PROBLEM REQUIREMENTS -
Show every line below where "JSON" can be found.

Items from a dataset:
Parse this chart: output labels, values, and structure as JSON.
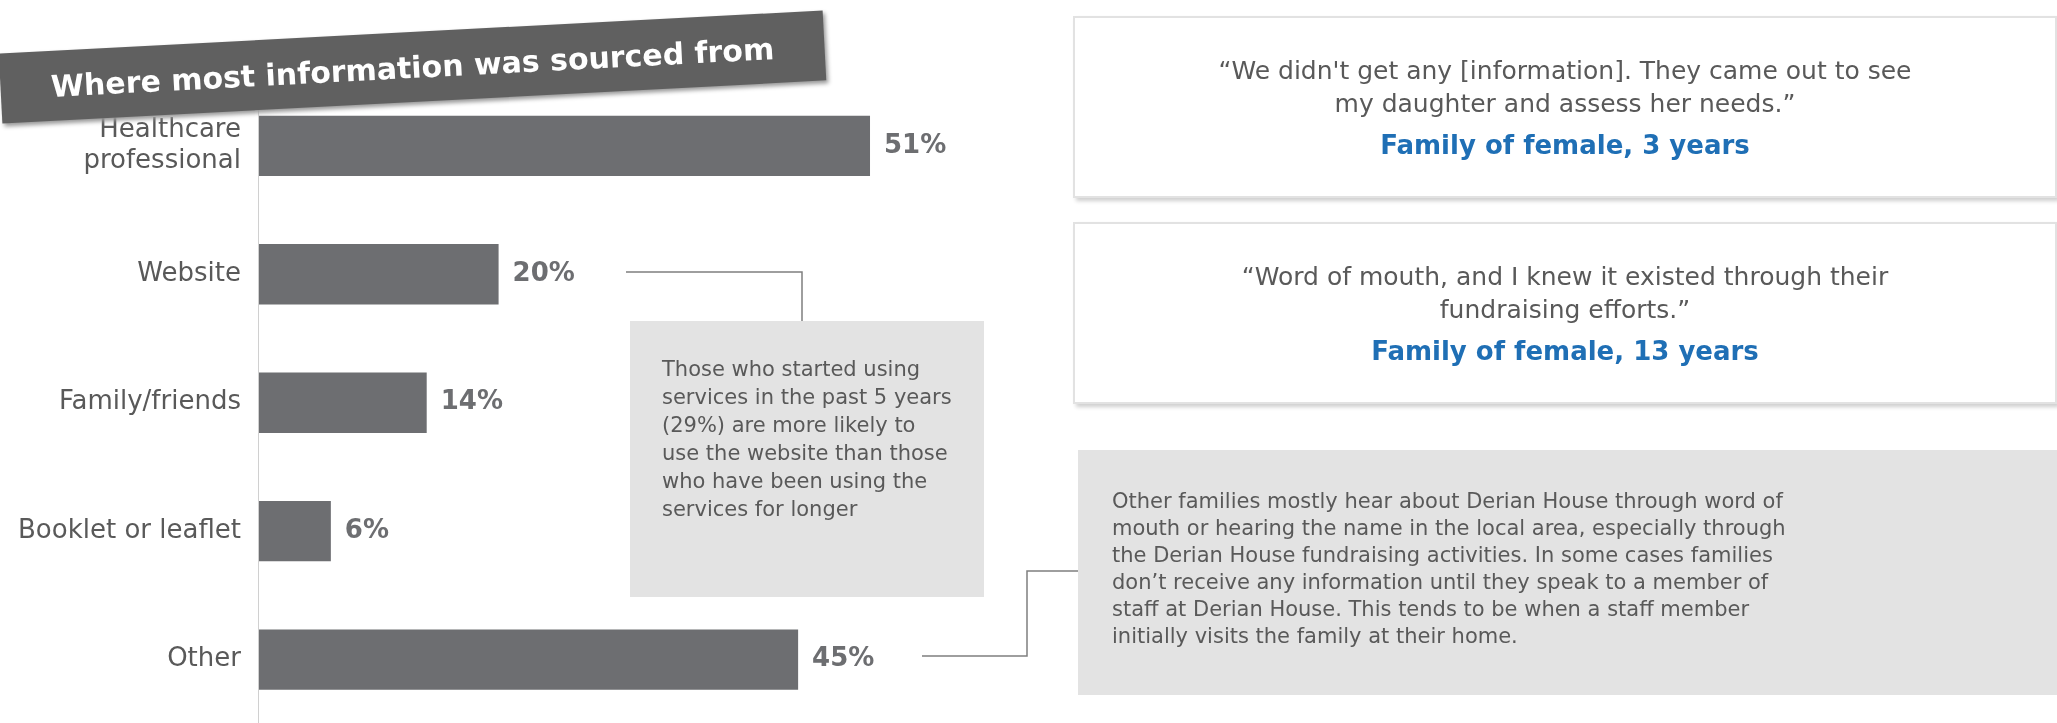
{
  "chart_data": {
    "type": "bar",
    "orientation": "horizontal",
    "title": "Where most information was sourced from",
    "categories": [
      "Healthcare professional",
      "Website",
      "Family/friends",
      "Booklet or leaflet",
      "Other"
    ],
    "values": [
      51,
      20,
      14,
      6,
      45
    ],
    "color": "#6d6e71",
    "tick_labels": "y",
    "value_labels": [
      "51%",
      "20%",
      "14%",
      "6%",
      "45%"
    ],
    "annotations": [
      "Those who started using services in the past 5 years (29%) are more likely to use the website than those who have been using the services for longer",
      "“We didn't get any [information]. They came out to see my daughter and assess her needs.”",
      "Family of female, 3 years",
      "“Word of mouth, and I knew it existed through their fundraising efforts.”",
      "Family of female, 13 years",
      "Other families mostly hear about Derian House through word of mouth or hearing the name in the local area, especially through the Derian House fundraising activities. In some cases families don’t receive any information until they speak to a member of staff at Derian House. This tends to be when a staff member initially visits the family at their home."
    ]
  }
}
--
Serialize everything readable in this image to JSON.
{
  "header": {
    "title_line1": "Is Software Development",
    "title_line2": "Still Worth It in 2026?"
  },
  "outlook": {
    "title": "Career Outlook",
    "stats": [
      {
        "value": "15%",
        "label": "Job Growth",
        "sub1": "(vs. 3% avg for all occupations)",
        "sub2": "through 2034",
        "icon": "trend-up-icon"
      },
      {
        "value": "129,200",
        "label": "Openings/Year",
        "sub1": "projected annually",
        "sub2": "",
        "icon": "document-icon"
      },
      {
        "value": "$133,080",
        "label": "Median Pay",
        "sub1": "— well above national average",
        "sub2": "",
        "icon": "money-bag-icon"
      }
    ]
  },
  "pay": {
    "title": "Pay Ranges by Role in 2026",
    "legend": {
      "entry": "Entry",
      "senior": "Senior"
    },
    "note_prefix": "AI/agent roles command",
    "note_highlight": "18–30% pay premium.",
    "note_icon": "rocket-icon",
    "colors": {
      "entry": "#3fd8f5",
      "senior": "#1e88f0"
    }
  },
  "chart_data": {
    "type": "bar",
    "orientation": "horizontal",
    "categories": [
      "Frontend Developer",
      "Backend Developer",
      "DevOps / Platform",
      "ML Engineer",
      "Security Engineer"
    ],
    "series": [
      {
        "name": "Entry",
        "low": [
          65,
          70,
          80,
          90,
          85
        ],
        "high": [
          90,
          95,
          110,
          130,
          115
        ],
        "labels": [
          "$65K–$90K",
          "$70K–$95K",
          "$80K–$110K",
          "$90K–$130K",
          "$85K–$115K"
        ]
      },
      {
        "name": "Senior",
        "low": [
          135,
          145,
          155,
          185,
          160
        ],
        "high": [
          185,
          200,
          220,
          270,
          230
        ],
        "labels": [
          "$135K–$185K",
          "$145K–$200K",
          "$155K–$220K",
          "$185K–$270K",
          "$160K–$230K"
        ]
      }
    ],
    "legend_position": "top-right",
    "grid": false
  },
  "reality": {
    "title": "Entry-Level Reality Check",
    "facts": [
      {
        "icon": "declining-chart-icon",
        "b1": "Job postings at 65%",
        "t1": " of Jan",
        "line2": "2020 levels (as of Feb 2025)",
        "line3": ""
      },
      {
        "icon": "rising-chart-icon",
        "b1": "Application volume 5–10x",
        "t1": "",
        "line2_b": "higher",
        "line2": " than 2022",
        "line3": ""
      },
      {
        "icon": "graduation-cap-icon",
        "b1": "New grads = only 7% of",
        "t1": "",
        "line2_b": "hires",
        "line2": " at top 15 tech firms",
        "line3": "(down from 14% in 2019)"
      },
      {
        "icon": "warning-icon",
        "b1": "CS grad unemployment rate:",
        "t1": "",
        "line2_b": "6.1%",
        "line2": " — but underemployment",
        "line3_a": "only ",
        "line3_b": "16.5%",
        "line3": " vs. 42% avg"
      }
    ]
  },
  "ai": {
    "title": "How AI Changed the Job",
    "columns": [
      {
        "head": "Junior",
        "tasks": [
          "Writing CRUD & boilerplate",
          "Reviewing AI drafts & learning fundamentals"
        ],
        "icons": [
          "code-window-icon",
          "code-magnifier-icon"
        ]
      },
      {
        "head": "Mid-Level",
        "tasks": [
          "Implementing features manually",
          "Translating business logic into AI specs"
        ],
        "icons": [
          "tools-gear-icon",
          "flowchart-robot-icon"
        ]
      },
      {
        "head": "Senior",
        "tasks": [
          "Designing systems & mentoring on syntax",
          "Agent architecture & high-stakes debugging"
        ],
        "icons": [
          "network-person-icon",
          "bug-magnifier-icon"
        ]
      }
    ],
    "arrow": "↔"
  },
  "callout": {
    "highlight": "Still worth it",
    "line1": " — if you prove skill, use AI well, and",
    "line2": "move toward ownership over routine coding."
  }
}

COMPLETE ANSWER -
Parse this chart: output labels, values, and structure as JSON.
Serialize everything readable in this image to JSON.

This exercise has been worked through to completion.